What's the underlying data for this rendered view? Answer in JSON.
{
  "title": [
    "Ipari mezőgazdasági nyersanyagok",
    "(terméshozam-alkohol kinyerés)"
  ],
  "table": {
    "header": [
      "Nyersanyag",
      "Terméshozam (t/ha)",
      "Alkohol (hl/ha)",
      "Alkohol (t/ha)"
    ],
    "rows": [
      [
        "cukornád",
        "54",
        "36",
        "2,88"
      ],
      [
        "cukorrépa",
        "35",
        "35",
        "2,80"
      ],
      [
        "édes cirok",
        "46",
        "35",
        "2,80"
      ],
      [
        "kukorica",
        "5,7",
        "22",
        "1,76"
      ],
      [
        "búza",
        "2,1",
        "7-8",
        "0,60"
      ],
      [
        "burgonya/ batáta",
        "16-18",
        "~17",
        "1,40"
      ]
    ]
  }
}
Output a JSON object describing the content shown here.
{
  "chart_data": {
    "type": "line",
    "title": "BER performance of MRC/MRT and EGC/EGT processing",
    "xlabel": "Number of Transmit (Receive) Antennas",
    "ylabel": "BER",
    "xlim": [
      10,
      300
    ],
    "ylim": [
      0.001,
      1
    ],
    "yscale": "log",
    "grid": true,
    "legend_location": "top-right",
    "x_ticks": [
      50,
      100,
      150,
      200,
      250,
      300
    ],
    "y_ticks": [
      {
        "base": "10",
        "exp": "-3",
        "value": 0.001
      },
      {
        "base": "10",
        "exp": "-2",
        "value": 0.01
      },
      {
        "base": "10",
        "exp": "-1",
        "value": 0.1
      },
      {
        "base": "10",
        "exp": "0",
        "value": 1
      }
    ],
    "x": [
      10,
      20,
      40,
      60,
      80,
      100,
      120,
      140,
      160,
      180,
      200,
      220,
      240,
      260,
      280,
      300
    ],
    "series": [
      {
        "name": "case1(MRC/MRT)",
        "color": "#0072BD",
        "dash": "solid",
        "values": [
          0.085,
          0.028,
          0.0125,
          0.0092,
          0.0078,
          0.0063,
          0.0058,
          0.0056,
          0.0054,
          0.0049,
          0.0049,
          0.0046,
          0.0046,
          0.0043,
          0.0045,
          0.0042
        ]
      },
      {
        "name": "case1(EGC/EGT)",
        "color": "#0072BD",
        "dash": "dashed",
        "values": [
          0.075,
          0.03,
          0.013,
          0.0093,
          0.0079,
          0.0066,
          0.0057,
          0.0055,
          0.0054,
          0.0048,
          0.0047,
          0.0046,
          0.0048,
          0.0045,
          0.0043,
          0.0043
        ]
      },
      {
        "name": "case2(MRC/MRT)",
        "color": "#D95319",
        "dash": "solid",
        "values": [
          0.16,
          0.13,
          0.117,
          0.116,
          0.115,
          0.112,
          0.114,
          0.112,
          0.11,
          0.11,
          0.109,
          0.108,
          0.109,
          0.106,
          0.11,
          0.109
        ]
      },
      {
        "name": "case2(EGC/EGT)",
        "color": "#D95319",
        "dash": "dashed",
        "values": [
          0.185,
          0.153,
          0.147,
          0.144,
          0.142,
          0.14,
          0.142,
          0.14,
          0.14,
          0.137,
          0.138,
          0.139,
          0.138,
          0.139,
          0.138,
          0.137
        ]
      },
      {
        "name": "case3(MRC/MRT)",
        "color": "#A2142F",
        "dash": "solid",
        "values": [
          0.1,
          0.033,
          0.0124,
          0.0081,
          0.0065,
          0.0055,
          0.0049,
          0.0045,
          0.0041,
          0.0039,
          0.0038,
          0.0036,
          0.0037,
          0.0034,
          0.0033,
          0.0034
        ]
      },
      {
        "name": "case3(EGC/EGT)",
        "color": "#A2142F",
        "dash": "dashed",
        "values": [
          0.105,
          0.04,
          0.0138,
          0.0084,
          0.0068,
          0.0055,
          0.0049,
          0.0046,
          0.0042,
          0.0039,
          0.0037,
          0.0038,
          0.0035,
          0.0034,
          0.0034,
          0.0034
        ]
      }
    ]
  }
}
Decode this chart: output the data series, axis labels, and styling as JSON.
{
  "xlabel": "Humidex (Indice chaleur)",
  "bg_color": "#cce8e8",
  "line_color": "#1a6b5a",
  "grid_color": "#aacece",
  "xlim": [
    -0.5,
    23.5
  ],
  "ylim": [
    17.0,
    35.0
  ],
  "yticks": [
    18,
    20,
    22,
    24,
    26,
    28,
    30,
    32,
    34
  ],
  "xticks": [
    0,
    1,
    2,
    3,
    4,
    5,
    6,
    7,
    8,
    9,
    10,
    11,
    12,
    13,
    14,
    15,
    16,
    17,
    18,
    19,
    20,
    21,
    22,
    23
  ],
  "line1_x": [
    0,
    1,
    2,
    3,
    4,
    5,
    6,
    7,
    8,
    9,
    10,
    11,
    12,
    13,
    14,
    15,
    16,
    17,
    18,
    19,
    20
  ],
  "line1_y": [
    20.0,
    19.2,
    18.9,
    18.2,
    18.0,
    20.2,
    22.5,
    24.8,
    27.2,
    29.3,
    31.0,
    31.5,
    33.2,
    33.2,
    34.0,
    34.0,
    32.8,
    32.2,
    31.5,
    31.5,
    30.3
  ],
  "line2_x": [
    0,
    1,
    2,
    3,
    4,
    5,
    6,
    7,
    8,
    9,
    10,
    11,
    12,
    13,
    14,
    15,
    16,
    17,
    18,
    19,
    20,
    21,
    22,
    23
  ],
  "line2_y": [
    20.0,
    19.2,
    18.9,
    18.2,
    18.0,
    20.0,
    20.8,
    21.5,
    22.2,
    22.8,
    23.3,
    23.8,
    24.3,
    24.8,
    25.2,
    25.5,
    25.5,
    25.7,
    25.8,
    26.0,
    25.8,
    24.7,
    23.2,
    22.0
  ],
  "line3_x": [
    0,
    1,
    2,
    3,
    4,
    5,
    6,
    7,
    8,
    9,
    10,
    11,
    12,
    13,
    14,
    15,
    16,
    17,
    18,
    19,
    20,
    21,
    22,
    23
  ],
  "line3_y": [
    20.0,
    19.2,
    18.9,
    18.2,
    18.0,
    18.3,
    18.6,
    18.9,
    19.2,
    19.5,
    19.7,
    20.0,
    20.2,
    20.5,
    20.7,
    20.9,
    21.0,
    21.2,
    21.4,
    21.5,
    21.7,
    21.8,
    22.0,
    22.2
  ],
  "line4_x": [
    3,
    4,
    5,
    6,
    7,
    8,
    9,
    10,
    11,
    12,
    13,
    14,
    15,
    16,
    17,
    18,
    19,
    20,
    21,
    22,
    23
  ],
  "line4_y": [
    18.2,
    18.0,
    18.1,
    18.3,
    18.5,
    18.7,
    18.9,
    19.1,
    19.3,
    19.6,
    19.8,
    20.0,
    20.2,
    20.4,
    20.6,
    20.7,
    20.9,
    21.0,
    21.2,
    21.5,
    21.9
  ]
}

★ ★ ★ ★

→ **Written instruction**:
Return every record, word for word.

→ **Response to the exercise**:
What's the underlying data for this rendered view? Answer in JSON.
{
  "title": [
    "Ipari mezőgazdasági nyersanyagok",
    "(terméshozam-alkohol kinyerés)"
  ],
  "table": {
    "header": [
      "Nyersanyag",
      "Terméshozam (t/ha)",
      "Alkohol (hl/ha)",
      "Alkohol (t/ha)"
    ],
    "rows": [
      [
        "cukornád",
        "54",
        "36",
        "2,88"
      ],
      [
        "cukorrépa",
        "35",
        "35",
        "2,80"
      ],
      [
        "édes cirok",
        "46",
        "35",
        "2,80"
      ],
      [
        "kukorica",
        "5,7",
        "22",
        "1,76"
      ],
      [
        "búza",
        "2,1",
        "7-8",
        "0,60"
      ],
      [
        "burgonya/ batáta",
        "16-18",
        "~17",
        "1,40"
      ]
    ]
  }
}
Output a JSON object describing the content shown here.
{
  "chart_data": {
    "type": "line",
    "title": "BER performance of MRC/MRT and EGC/EGT processing",
    "xlabel": "Number of Transmit (Receive) Antennas",
    "ylabel": "BER",
    "xlim": [
      10,
      300
    ],
    "ylim": [
      0.001,
      1
    ],
    "yscale": "log",
    "grid": true,
    "legend_location": "top-right",
    "x_ticks": [
      50,
      100,
      150,
      200,
      250,
      300
    ],
    "y_ticks": [
      {
        "base": "10",
        "exp": "-3",
        "value": 0.001
      },
      {
        "base": "10",
        "exp": "-2",
        "value": 0.01
      },
      {
        "base": "10",
        "exp": "-1",
        "value": 0.1
      },
      {
        "base": "10",
        "exp": "0",
        "value": 1
      }
    ],
    "x": [
      10,
      20,
      40,
      60,
      80,
      100,
      120,
      140,
      160,
      180,
      200,
      220,
      240,
      260,
      280,
      300
    ],
    "series": [
      {
        "name": "case1(MRC/MRT)",
        "color": "#0072BD",
        "dash": "solid",
        "values": [
          0.085,
          0.028,
          0.0125,
          0.0092,
          0.0078,
          0.0063,
          0.0058,
          0.0056,
          0.0054,
          0.0049,
          0.0049,
          0.0046,
          0.0046,
          0.0043,
          0.0045,
          0.0042
        ]
      },
      {
        "name": "case1(EGC/EGT)",
        "color": "#0072BD",
        "dash": "dashed",
        "values": [
          0.075,
          0.03,
          0.013,
          0.0093,
          0.0079,
          0.0066,
          0.0057,
          0.0055,
          0.0054,
          0.0048,
          0.0047,
          0.0046,
          0.0048,
          0.0045,
          0.0043,
          0.0043
        ]
      },
      {
        "name": "case2(MRC/MRT)",
        "color": "#D95319",
        "dash": "solid",
        "values": [
          0.16,
          0.13,
          0.117,
          0.116,
          0.115,
          0.112,
          0.114,
          0.112,
          0.11,
          0.11,
          0.109,
          0.108,
          0.109,
          0.106,
          0.11,
          0.109
        ]
      },
      {
        "name": "case2(EGC/EGT)",
        "color": "#D95319",
        "dash": "dashed",
        "values": [
          0.185,
          0.153,
          0.147,
          0.144,
          0.142,
          0.14,
          0.142,
          0.14,
          0.14,
          0.137,
          0.138,
          0.139,
          0.138,
          0.139,
          0.138,
          0.137
        ]
      },
      {
        "name": "case3(MRC/MRT)",
        "color": "#A2142F",
        "dash": "solid",
        "values": [
          0.1,
          0.033,
          0.0124,
          0.0081,
          0.0065,
          0.0055,
          0.0049,
          0.0045,
          0.0041,
          0.0039,
          0.0038,
          0.0036,
          0.0037,
          0.0034,
          0.0033,
          0.0034
        ]
      },
      {
        "name": "case3(EGC/EGT)",
        "color": "#A2142F",
        "dash": "dashed",
        "values": [
          0.105,
          0.04,
          0.0138,
          0.0084,
          0.0068,
          0.0055,
          0.0049,
          0.0046,
          0.0042,
          0.0039,
          0.0037,
          0.0038,
          0.0035,
          0.0034,
          0.0034,
          0.0034
        ]
      }
    ]
  }
}
Decode this chart: output the data series, axis labels, and styling as JSON.
{
  "xlabel": "Humidex (Indice chaleur)",
  "bg_color": "#cce8e8",
  "line_color": "#1a6b5a",
  "grid_color": "#aacece",
  "xlim": [
    -0.5,
    23.5
  ],
  "ylim": [
    17.0,
    35.0
  ],
  "yticks": [
    18,
    20,
    22,
    24,
    26,
    28,
    30,
    32,
    34
  ],
  "xticks": [
    0,
    1,
    2,
    3,
    4,
    5,
    6,
    7,
    8,
    9,
    10,
    11,
    12,
    13,
    14,
    15,
    16,
    17,
    18,
    19,
    20,
    21,
    22,
    23
  ],
  "line1_x": [
    0,
    1,
    2,
    3,
    4,
    5,
    6,
    7,
    8,
    9,
    10,
    11,
    12,
    13,
    14,
    15,
    16,
    17,
    18,
    19,
    20
  ],
  "line1_y": [
    20.0,
    19.2,
    18.9,
    18.2,
    18.0,
    20.2,
    22.5,
    24.8,
    27.2,
    29.3,
    31.0,
    31.5,
    33.2,
    33.2,
    34.0,
    34.0,
    32.8,
    32.2,
    31.5,
    31.5,
    30.3
  ],
  "line2_x": [
    0,
    1,
    2,
    3,
    4,
    5,
    6,
    7,
    8,
    9,
    10,
    11,
    12,
    13,
    14,
    15,
    16,
    17,
    18,
    19,
    20,
    21,
    22,
    23
  ],
  "line2_y": [
    20.0,
    19.2,
    18.9,
    18.2,
    18.0,
    20.0,
    20.8,
    21.5,
    22.2,
    22.8,
    23.3,
    23.8,
    24.3,
    24.8,
    25.2,
    25.5,
    25.5,
    25.7,
    25.8,
    26.0,
    25.8,
    24.7,
    23.2,
    22.0
  ],
  "line3_x": [
    0,
    1,
    2,
    3,
    4,
    5,
    6,
    7,
    8,
    9,
    10,
    11,
    12,
    13,
    14,
    15,
    16,
    17,
    18,
    19,
    20,
    21,
    22,
    23
  ],
  "line3_y": [
    20.0,
    19.2,
    18.9,
    18.2,
    18.0,
    18.3,
    18.6,
    18.9,
    19.2,
    19.5,
    19.7,
    20.0,
    20.2,
    20.5,
    20.7,
    20.9,
    21.0,
    21.2,
    21.4,
    21.5,
    21.7,
    21.8,
    22.0,
    22.2
  ],
  "line4_x": [
    3,
    4,
    5,
    6,
    7,
    8,
    9,
    10,
    11,
    12,
    13,
    14,
    15,
    16,
    17,
    18,
    19,
    20,
    21,
    22,
    23
  ],
  "line4_y": [
    18.2,
    18.0,
    18.1,
    18.3,
    18.5,
    18.7,
    18.9,
    19.1,
    19.3,
    19.6,
    19.8,
    20.0,
    20.2,
    20.4,
    20.6,
    20.7,
    20.9,
    21.0,
    21.2,
    21.5,
    21.9
  ]
}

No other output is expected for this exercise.